_WHAT YOU NEED TO DO:_
Output the entries below exactly as written, omitting pictures.

_GIVEN DATA:_
--- begin ---

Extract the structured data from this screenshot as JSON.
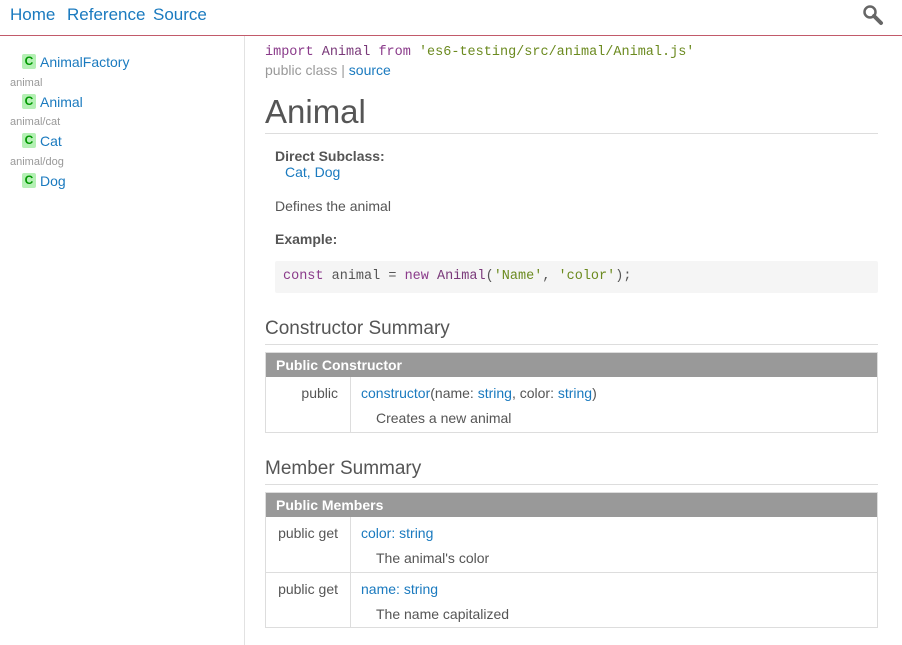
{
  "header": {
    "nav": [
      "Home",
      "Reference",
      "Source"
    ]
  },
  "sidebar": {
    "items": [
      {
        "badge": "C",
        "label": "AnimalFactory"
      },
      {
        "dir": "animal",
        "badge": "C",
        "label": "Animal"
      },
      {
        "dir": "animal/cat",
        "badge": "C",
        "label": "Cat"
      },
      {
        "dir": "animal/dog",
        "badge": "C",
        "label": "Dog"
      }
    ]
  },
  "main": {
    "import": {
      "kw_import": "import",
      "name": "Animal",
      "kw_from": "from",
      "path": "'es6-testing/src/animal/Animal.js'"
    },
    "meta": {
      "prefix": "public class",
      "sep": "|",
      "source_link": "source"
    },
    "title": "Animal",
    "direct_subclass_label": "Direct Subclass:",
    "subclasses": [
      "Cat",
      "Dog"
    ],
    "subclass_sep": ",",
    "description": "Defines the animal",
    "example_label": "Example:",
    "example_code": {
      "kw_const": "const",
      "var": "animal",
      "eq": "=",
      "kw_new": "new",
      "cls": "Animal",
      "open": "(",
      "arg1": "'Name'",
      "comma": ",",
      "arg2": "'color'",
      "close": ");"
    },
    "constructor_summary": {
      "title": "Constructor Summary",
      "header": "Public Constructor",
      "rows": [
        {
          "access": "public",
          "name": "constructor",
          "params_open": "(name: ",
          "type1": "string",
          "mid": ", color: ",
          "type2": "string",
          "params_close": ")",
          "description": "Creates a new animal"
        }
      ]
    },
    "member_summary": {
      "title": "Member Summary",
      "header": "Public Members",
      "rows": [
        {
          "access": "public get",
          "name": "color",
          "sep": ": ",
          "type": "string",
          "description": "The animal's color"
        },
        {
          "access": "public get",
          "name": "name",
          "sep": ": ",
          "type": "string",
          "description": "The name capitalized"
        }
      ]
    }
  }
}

--- end ---

_RESULT OF THIS TASK:_
Extract the structured data from this screenshot as JSON.
{
  "header": {
    "nav": [
      "Home",
      "Reference",
      "Source"
    ]
  },
  "sidebar": {
    "items": [
      {
        "badge": "C",
        "label": "AnimalFactory"
      },
      {
        "dir": "animal",
        "badge": "C",
        "label": "Animal"
      },
      {
        "dir": "animal/cat",
        "badge": "C",
        "label": "Cat"
      },
      {
        "dir": "animal/dog",
        "badge": "C",
        "label": "Dog"
      }
    ]
  },
  "main": {
    "import": {
      "kw_import": "import",
      "name": "Animal",
      "kw_from": "from",
      "path": "'es6-testing/src/animal/Animal.js'"
    },
    "meta": {
      "prefix": "public class",
      "sep": "|",
      "source_link": "source"
    },
    "title": "Animal",
    "direct_subclass_label": "Direct Subclass:",
    "subclasses": [
      "Cat",
      "Dog"
    ],
    "subclass_sep": ",",
    "description": "Defines the animal",
    "example_label": "Example:",
    "example_code": {
      "kw_const": "const",
      "var": "animal",
      "eq": "=",
      "kw_new": "new",
      "cls": "Animal",
      "open": "(",
      "arg1": "'Name'",
      "comma": ",",
      "arg2": "'color'",
      "close": ");"
    },
    "constructor_summary": {
      "title": "Constructor Summary",
      "header": "Public Constructor",
      "rows": [
        {
          "access": "public",
          "name": "constructor",
          "params_open": "(name: ",
          "type1": "string",
          "mid": ", color: ",
          "type2": "string",
          "params_close": ")",
          "description": "Creates a new animal"
        }
      ]
    },
    "member_summary": {
      "title": "Member Summary",
      "header": "Public Members",
      "rows": [
        {
          "access": "public get",
          "name": "color",
          "sep": ": ",
          "type": "string",
          "description": "The animal's color"
        },
        {
          "access": "public get",
          "name": "name",
          "sep": ": ",
          "type": "string",
          "description": "The name capitalized"
        }
      ]
    }
  }
}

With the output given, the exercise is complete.